▶ What to do
Reproduce the records. Keep every word exact and include no images.

▶ Given information
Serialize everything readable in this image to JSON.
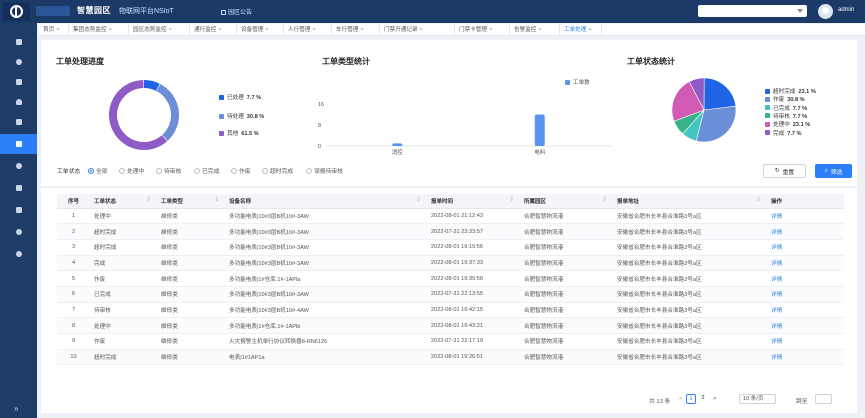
{
  "header": {
    "brand": "智慧园区",
    "platform": "物联网平台NSIoT",
    "notice": "园区公告",
    "user": "admin"
  },
  "tabs": [
    {
      "label": "首页"
    },
    {
      "label": "集团态势监控"
    },
    {
      "label": "园区态势监控"
    },
    {
      "label": "通行监控"
    },
    {
      "label": "设备管理"
    },
    {
      "label": "人行管理"
    },
    {
      "label": "车行管理"
    },
    {
      "label": "门禁开通记录"
    },
    {
      "label": "门禁卡管理"
    },
    {
      "label": "告警监控"
    },
    {
      "label": "工单处理"
    }
  ],
  "sections": {
    "progress": "工单处理进度",
    "types": "工单类型统计",
    "status": "工单状态统计"
  },
  "progress_chart": {
    "items": [
      {
        "label": "已处理",
        "value": "7.7 %",
        "pct": 7.7,
        "color": "#1f63e6"
      },
      {
        "label": "待处理",
        "value": "30.8 %",
        "pct": 30.8,
        "color": "#6b8fd6"
      },
      {
        "label": "其他",
        "value": "61.5 %",
        "pct": 61.5,
        "color": "#8e5bc7"
      }
    ]
  },
  "chart_data": {
    "type": "bar",
    "categories": [
      "消控",
      "电料"
    ],
    "values": [
      1,
      12
    ],
    "ylim": [
      0,
      16
    ],
    "yticks": [
      "16",
      "8",
      "0"
    ],
    "legend": "工单数",
    "color": "#5a93f0"
  },
  "status_chart": {
    "items": [
      {
        "label": "超时完成",
        "value": "23.1 %",
        "pct": 23.1,
        "color": "#1f63e6"
      },
      {
        "label": "作废",
        "value": "30.8 %",
        "pct": 30.8,
        "color": "#6b8fd6"
      },
      {
        "label": "已完成",
        "value": "7.7 %",
        "pct": 7.7,
        "color": "#43c6c2"
      },
      {
        "label": "待审核",
        "value": "7.7 %",
        "pct": 7.7,
        "color": "#37b38a"
      },
      {
        "label": "处理中",
        "value": "23.1 %",
        "pct": 23.1,
        "color": "#d15ab5"
      },
      {
        "label": "完成",
        "value": "7.7 %",
        "pct": 7.7,
        "color": "#8e5bc7"
      }
    ]
  },
  "filters": {
    "label": "工单状态",
    "options": [
      "全部",
      "处理中",
      "待审核",
      "已完成",
      "作废",
      "超时完成",
      "误报待审核"
    ],
    "reset": "重置",
    "filter": "筛选"
  },
  "table": {
    "columns": [
      "序号",
      "工单状态",
      "工单类型",
      "设备名称",
      "报单时间",
      "所属园区",
      "报单地址",
      "操作"
    ],
    "rows": [
      [
        "1",
        "处理中",
        "维修类",
        "多功能电表|10#3层B机10#-3AW",
        "2022-08-01 21:12:43",
        "合肥智慧物流港",
        "安徽省合肥市长丰县合淮路3号a区",
        "详情"
      ],
      [
        "2",
        "超时完成",
        "维修类",
        "多功能电表|10#3层B机10#-3AW",
        "2022-07-31 23:33:57",
        "合肥智慧物流港",
        "安徽省合肥市长丰县合淮路3号a区",
        "详情"
      ],
      [
        "3",
        "超时完成",
        "维修类",
        "多功能电表|10#3层B机10#-3AW",
        "2022-08-01 19:19:56",
        "合肥智慧物流港",
        "安徽省合肥市长丰县合淮路3号a区",
        "详情"
      ],
      [
        "4",
        "完成",
        "维修类",
        "多功能电表|10#3层B机10#-3AW",
        "2022-08-01 19:37:33",
        "合肥智慧物流港",
        "安徽省合肥市长丰县合淮路3号a区",
        "详情"
      ],
      [
        "5",
        "作废",
        "维修类",
        "多功能电表|1#仓库.1#-1APla",
        "2022-08-01 19:39:58",
        "合肥智慧物流港",
        "安徽省合肥市长丰县合淮路3号a区",
        "详情"
      ],
      [
        "6",
        "已完成",
        "维修类",
        "多功能电表|10#3层B机10#-3AW",
        "2022-07-31 22:13:55",
        "合肥智慧物流港",
        "安徽省合肥市长丰县合淮路3号a区",
        "详情"
      ],
      [
        "7",
        "待审核",
        "维修类",
        "多功能电表|10#3层B机10#-4AW",
        "2022-08-01 19:42:15",
        "合肥智慧物流港",
        "安徽省合肥市长丰县合淮路3号a区",
        "详情"
      ],
      [
        "8",
        "处理中",
        "维修类",
        "多功能电表|1#仓库.1#-1APlb",
        "2022-08-01 19:43:21",
        "合肥智慧物流港",
        "安徽省合肥市长丰县合淮路3号a区",
        "详情"
      ],
      [
        "9",
        "作废",
        "维修类",
        "火灾报警主机单行协议转换器8-RN6126",
        "2022-07-31 22:17:19",
        "合肥智慧物流港",
        "安徽省合肥市长丰县合淮路3号a区",
        "详情"
      ],
      [
        "10",
        "超时完成",
        "维修类",
        "电表|1#1AP1a",
        "2022-08-01 19:26:51",
        "合肥智慧物流港",
        "安徽省合肥市长丰县合淮路3号a区",
        "详情"
      ]
    ]
  },
  "pagination": {
    "total": "共 13 条",
    "prev": "<",
    "page1": "1",
    "page2": "2",
    "next": ">",
    "size": "10 条/页",
    "jump": "跳至"
  }
}
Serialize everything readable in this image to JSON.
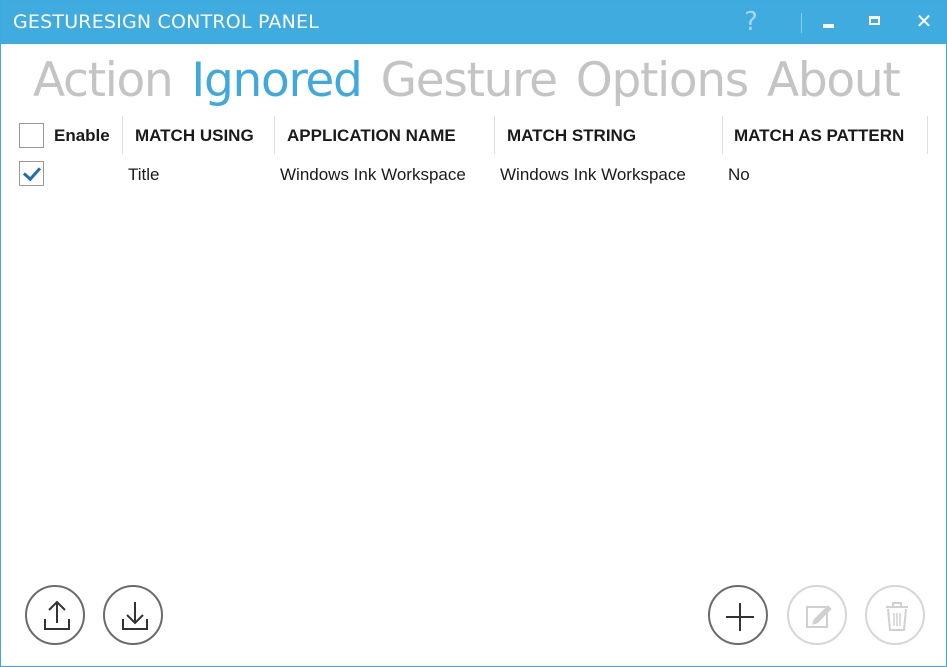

▶ Answer to this exercise
Serialize everything readable in this image to JSON.
{
  "header": {
    "brand": "智慧园区",
    "platform": "物联网平台NSIoT",
    "notice": "园区公告",
    "user": "admin"
  },
  "tabs": [
    {
      "label": "首页"
    },
    {
      "label": "集团态势监控"
    },
    {
      "label": "园区态势监控"
    },
    {
      "label": "通行监控"
    },
    {
      "label": "设备管理"
    },
    {
      "label": "人行管理"
    },
    {
      "label": "车行管理"
    },
    {
      "label": "门禁开通记录"
    },
    {
      "label": "门禁卡管理"
    },
    {
      "label": "告警监控"
    },
    {
      "label": "工单处理"
    }
  ],
  "sections": {
    "progress": "工单处理进度",
    "types": "工单类型统计",
    "status": "工单状态统计"
  },
  "progress_chart": {
    "items": [
      {
        "label": "已处理",
        "value": "7.7 %",
        "pct": 7.7,
        "color": "#1f63e6"
      },
      {
        "label": "待处理",
        "value": "30.8 %",
        "pct": 30.8,
        "color": "#6b8fd6"
      },
      {
        "label": "其他",
        "value": "61.5 %",
        "pct": 61.5,
        "color": "#8e5bc7"
      }
    ]
  },
  "chart_data": {
    "type": "bar",
    "categories": [
      "消控",
      "电料"
    ],
    "values": [
      1,
      12
    ],
    "ylim": [
      0,
      16
    ],
    "yticks": [
      "16",
      "8",
      "0"
    ],
    "legend": "工单数",
    "color": "#5a93f0"
  },
  "status_chart": {
    "items": [
      {
        "label": "超时完成",
        "value": "23.1 %",
        "pct": 23.1,
        "color": "#1f63e6"
      },
      {
        "label": "作废",
        "value": "30.8 %",
        "pct": 30.8,
        "color": "#6b8fd6"
      },
      {
        "label": "已完成",
        "value": "7.7 %",
        "pct": 7.7,
        "color": "#43c6c2"
      },
      {
        "label": "待审核",
        "value": "7.7 %",
        "pct": 7.7,
        "color": "#37b38a"
      },
      {
        "label": "处理中",
        "value": "23.1 %",
        "pct": 23.1,
        "color": "#d15ab5"
      },
      {
        "label": "完成",
        "value": "7.7 %",
        "pct": 7.7,
        "color": "#8e5bc7"
      }
    ]
  },
  "filters": {
    "label": "工单状态",
    "options": [
      "全部",
      "处理中",
      "待审核",
      "已完成",
      "作废",
      "超时完成",
      "误报待审核"
    ],
    "reset": "重置",
    "filter": "筛选"
  },
  "table": {
    "columns": [
      "序号",
      "工单状态",
      "工单类型",
      "设备名称",
      "报单时间",
      "所属园区",
      "报单地址",
      "操作"
    ],
    "rows": [
      [
        "1",
        "处理中",
        "维修类",
        "多功能电表|10#3层B机10#-3AW",
        "2022-08-01 21:12:43",
        "合肥智慧物流港",
        "安徽省合肥市长丰县合淮路3号a区",
        "详情"
      ],
      [
        "2",
        "超时完成",
        "维修类",
        "多功能电表|10#3层B机10#-3AW",
        "2022-07-31 23:33:57",
        "合肥智慧物流港",
        "安徽省合肥市长丰县合淮路3号a区",
        "详情"
      ],
      [
        "3",
        "超时完成",
        "维修类",
        "多功能电表|10#3层B机10#-3AW",
        "2022-08-01 19:19:56",
        "合肥智慧物流港",
        "安徽省合肥市长丰县合淮路3号a区",
        "详情"
      ],
      [
        "4",
        "完成",
        "维修类",
        "多功能电表|10#3层B机10#-3AW",
        "2022-08-01 19:37:33",
        "合肥智慧物流港",
        "安徽省合肥市长丰县合淮路3号a区",
        "详情"
      ],
      [
        "5",
        "作废",
        "维修类",
        "多功能电表|1#仓库.1#-1APla",
        "2022-08-01 19:39:58",
        "合肥智慧物流港",
        "安徽省合肥市长丰县合淮路3号a区",
        "详情"
      ],
      [
        "6",
        "已完成",
        "维修类",
        "多功能电表|10#3层B机10#-3AW",
        "2022-07-31 22:13:55",
        "合肥智慧物流港",
        "安徽省合肥市长丰县合淮路3号a区",
        "详情"
      ],
      [
        "7",
        "待审核",
        "维修类",
        "多功能电表|10#3层B机10#-4AW",
        "2022-08-01 19:42:15",
        "合肥智慧物流港",
        "安徽省合肥市长丰县合淮路3号a区",
        "详情"
      ],
      [
        "8",
        "处理中",
        "维修类",
        "多功能电表|1#仓库.1#-1APlb",
        "2022-08-01 19:43:21",
        "合肥智慧物流港",
        "安徽省合肥市长丰县合淮路3号a区",
        "详情"
      ],
      [
        "9",
        "作废",
        "维修类",
        "火灾报警主机单行协议转换器8-RN6126",
        "2022-07-31 22:17:19",
        "合肥智慧物流港",
        "安徽省合肥市长丰县合淮路3号a区",
        "详情"
      ],
      [
        "10",
        "超时完成",
        "维修类",
        "电表|1#1AP1a",
        "2022-08-01 19:26:51",
        "合肥智慧物流港",
        "安徽省合肥市长丰县合淮路3号a区",
        "详情"
      ]
    ]
  },
  "pagination": {
    "total": "共 13 条",
    "prev": "<",
    "page1": "1",
    "page2": "2",
    "next": ">",
    "size": "10 条/页",
    "jump": "跳至"
  }
}
Serialize everything readable in this image to JSON.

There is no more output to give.